*Stated task*
Reproduce each line that includes the word "asylum".
----
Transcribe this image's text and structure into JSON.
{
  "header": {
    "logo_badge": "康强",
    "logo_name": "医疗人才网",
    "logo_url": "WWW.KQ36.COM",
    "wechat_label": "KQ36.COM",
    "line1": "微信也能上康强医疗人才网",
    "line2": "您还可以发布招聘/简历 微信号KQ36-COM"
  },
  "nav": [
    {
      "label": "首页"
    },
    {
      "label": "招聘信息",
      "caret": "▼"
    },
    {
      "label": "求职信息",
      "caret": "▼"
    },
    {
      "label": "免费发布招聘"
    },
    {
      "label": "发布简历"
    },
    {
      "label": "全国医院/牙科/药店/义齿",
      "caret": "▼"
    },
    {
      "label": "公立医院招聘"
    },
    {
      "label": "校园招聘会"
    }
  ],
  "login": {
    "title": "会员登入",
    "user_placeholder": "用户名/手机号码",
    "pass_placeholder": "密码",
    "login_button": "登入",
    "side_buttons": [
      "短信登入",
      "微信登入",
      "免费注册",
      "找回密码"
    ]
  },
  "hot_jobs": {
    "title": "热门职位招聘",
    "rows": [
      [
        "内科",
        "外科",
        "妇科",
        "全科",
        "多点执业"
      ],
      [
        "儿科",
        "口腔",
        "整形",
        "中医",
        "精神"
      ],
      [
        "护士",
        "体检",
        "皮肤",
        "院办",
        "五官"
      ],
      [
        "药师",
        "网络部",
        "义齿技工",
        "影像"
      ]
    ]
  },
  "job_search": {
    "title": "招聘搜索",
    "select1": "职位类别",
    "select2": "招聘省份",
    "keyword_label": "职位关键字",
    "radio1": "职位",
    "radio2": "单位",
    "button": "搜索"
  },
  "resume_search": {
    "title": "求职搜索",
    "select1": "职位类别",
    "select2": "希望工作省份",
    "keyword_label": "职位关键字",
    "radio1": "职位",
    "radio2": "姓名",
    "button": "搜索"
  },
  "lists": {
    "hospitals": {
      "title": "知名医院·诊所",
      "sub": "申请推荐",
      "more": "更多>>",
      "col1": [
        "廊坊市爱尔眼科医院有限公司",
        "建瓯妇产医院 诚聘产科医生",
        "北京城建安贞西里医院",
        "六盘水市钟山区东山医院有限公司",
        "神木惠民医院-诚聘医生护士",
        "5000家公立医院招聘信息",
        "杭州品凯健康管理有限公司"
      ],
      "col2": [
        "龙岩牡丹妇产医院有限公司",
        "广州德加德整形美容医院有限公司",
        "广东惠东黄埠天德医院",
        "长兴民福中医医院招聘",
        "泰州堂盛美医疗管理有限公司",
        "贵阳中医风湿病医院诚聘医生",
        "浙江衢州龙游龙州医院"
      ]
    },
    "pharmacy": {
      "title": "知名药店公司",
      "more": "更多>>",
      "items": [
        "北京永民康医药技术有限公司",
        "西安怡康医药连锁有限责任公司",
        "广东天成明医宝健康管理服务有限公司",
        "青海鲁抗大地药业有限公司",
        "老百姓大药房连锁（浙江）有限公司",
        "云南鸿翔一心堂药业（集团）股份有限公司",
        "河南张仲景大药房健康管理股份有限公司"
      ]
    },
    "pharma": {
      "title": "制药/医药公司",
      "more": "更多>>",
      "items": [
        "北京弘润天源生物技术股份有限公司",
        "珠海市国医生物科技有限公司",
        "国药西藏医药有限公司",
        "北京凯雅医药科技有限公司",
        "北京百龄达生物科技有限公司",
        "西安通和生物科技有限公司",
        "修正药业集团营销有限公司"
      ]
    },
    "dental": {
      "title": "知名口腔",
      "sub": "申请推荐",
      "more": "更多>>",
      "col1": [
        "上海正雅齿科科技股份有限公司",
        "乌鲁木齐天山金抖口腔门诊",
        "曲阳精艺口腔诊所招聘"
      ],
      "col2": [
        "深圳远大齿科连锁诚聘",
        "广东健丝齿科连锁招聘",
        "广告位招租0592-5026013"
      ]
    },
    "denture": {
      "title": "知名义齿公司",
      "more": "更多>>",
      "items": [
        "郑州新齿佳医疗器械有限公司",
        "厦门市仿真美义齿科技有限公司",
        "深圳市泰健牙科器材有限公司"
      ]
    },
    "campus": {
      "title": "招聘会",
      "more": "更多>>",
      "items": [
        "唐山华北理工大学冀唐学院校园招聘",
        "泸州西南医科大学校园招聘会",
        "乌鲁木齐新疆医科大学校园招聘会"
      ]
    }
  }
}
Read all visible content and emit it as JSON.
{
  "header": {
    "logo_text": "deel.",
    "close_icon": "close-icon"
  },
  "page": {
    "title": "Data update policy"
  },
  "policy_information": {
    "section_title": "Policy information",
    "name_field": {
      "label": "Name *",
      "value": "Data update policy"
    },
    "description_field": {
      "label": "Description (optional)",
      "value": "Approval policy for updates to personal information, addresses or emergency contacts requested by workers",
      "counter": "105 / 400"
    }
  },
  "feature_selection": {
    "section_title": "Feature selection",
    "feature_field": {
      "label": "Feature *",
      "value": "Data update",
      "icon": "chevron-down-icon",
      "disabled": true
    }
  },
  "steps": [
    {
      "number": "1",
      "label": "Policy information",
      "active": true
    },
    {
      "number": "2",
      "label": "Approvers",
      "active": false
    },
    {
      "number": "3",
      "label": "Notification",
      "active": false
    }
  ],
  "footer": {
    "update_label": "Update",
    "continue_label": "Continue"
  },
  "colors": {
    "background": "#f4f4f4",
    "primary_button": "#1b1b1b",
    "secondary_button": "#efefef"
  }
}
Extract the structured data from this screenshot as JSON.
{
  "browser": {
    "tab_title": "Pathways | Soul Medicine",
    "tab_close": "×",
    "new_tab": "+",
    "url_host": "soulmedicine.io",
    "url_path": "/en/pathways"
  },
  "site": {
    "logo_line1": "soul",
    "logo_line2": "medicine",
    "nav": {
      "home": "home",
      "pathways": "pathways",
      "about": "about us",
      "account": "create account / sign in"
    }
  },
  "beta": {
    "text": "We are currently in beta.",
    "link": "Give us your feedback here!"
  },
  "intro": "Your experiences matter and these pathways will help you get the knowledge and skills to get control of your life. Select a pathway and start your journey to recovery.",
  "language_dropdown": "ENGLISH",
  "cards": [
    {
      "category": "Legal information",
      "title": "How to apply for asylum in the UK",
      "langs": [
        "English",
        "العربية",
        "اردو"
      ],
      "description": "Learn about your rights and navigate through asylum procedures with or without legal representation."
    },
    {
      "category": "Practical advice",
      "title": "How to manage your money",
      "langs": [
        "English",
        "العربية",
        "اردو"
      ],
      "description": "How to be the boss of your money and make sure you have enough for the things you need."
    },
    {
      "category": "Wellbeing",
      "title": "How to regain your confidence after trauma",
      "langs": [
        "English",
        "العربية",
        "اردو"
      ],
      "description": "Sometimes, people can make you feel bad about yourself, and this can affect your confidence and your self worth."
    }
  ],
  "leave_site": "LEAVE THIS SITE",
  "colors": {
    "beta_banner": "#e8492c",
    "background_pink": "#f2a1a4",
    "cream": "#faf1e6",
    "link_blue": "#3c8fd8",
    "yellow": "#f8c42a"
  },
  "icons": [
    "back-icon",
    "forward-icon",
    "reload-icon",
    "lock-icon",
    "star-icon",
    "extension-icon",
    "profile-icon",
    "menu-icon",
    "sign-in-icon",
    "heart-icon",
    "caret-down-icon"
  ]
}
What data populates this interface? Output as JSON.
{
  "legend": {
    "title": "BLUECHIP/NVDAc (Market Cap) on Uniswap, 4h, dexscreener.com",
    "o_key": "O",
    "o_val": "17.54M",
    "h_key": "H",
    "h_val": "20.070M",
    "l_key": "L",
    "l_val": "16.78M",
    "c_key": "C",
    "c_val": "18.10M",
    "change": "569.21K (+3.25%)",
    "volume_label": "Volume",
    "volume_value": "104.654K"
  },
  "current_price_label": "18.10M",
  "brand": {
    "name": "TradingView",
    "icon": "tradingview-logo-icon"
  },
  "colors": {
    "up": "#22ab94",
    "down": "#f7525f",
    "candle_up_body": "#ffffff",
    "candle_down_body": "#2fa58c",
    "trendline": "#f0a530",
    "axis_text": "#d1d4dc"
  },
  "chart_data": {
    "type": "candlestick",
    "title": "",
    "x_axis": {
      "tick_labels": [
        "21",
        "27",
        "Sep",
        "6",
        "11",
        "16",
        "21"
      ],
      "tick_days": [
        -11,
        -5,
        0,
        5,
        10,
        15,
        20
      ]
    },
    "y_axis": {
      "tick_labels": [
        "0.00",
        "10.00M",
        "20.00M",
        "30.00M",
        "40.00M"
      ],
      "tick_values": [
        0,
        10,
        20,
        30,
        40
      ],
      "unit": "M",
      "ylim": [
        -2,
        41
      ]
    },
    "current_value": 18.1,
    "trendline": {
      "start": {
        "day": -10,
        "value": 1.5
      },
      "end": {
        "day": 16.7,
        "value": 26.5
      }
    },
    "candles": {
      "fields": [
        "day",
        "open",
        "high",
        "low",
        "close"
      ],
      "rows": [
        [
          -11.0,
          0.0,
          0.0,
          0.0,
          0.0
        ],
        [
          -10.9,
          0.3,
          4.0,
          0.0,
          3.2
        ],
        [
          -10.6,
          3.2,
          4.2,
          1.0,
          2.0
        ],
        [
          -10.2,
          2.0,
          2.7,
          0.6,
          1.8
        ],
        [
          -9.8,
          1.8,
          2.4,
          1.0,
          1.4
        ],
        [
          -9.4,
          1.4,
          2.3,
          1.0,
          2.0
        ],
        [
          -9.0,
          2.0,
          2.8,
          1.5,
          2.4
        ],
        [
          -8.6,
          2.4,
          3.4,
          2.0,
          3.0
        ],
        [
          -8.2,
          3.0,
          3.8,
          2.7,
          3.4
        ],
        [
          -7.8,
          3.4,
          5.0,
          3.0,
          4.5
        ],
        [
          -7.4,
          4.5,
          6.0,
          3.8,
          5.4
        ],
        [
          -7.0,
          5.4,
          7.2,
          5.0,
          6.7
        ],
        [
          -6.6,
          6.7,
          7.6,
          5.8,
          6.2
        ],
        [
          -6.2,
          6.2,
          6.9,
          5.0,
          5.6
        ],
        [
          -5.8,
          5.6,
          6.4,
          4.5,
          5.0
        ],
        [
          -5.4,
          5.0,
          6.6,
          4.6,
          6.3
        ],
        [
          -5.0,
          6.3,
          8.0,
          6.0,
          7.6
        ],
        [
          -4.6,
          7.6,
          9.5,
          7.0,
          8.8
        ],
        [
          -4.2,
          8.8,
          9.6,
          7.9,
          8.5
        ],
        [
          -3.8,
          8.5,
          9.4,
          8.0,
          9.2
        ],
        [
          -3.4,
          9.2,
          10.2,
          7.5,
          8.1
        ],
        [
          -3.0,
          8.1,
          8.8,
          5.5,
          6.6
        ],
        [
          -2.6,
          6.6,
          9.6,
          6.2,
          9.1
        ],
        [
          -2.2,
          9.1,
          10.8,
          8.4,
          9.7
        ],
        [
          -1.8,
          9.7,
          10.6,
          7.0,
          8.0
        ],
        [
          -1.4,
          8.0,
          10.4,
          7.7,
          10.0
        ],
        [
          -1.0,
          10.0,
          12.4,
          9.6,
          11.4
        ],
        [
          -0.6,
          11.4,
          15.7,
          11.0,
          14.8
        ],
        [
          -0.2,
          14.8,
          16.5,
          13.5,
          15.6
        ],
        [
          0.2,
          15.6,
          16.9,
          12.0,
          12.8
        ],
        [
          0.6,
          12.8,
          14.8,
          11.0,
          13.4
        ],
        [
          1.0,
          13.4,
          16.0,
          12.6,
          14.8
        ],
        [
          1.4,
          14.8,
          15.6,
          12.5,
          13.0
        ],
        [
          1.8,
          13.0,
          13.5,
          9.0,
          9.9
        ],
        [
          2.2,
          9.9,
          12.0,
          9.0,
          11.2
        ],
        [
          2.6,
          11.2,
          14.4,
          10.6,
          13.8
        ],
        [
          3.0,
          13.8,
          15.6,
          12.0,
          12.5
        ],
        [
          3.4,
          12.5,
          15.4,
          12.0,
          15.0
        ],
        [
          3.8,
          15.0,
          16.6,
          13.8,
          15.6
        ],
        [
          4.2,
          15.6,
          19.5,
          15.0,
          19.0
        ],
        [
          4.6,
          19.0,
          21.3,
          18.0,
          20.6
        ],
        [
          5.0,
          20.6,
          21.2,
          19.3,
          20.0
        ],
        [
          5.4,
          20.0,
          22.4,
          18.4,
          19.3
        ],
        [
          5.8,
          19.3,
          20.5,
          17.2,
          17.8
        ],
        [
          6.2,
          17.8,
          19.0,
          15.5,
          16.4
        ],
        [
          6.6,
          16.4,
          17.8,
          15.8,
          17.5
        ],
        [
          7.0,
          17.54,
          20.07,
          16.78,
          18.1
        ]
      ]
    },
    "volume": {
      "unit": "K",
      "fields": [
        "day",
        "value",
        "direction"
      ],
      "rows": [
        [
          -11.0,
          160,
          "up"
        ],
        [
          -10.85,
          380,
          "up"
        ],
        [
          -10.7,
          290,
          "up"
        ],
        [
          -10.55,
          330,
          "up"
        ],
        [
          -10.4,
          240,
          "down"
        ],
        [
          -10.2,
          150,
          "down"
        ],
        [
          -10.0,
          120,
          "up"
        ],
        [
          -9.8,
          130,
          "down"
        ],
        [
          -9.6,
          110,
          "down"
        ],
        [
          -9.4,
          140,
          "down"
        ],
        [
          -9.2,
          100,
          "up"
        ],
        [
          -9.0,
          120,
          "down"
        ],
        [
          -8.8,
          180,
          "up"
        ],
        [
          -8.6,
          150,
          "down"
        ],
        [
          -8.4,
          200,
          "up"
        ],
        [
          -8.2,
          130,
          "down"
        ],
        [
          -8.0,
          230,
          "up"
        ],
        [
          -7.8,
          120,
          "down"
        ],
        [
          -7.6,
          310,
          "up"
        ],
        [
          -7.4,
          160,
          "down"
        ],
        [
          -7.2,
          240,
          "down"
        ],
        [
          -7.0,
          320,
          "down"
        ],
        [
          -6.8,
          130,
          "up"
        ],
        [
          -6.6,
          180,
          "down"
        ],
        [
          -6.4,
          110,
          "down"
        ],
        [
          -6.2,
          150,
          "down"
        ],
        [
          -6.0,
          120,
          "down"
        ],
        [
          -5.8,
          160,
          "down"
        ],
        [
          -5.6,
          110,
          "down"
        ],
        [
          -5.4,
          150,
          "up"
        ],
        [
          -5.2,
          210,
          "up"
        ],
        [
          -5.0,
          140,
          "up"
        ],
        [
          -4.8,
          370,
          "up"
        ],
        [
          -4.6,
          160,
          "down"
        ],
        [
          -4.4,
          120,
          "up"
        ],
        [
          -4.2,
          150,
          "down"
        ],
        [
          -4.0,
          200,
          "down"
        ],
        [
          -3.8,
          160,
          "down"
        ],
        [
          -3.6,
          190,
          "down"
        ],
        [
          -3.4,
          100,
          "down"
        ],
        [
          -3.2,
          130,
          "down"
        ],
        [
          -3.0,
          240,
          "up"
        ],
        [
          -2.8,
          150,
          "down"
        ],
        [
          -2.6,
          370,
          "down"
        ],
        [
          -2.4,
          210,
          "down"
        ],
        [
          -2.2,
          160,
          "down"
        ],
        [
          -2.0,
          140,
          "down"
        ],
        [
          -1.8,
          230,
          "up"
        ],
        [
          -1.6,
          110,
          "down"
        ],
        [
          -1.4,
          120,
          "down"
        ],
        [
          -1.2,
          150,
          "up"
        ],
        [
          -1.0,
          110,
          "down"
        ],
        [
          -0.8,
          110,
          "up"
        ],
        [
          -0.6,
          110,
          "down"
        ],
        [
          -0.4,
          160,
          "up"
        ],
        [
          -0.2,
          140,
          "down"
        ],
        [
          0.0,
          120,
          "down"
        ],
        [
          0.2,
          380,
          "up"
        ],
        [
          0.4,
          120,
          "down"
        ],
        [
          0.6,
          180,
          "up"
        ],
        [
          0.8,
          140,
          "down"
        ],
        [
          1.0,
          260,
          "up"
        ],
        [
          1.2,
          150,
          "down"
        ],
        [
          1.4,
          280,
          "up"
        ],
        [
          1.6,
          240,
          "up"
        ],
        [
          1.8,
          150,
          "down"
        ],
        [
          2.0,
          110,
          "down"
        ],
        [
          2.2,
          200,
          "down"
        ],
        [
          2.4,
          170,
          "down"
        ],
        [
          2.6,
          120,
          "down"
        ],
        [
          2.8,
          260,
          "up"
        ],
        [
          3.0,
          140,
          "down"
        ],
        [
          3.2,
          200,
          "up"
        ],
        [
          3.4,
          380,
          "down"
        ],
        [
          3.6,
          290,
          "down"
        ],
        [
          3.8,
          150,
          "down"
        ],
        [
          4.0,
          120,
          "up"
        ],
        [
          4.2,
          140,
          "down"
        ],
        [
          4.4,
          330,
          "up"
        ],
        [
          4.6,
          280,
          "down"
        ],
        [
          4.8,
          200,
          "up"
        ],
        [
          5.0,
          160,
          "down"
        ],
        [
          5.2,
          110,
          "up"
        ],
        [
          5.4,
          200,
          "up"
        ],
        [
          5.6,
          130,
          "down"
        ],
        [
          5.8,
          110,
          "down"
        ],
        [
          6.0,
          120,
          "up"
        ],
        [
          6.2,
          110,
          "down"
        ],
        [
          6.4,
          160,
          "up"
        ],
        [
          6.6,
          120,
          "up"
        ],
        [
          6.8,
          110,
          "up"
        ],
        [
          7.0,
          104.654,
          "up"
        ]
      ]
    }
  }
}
----
*Answer to the exercise*
      "title": "How to apply for asylum in the UK",
      "description": "Learn about your rights and navigate through asylum procedures with or without legal representation."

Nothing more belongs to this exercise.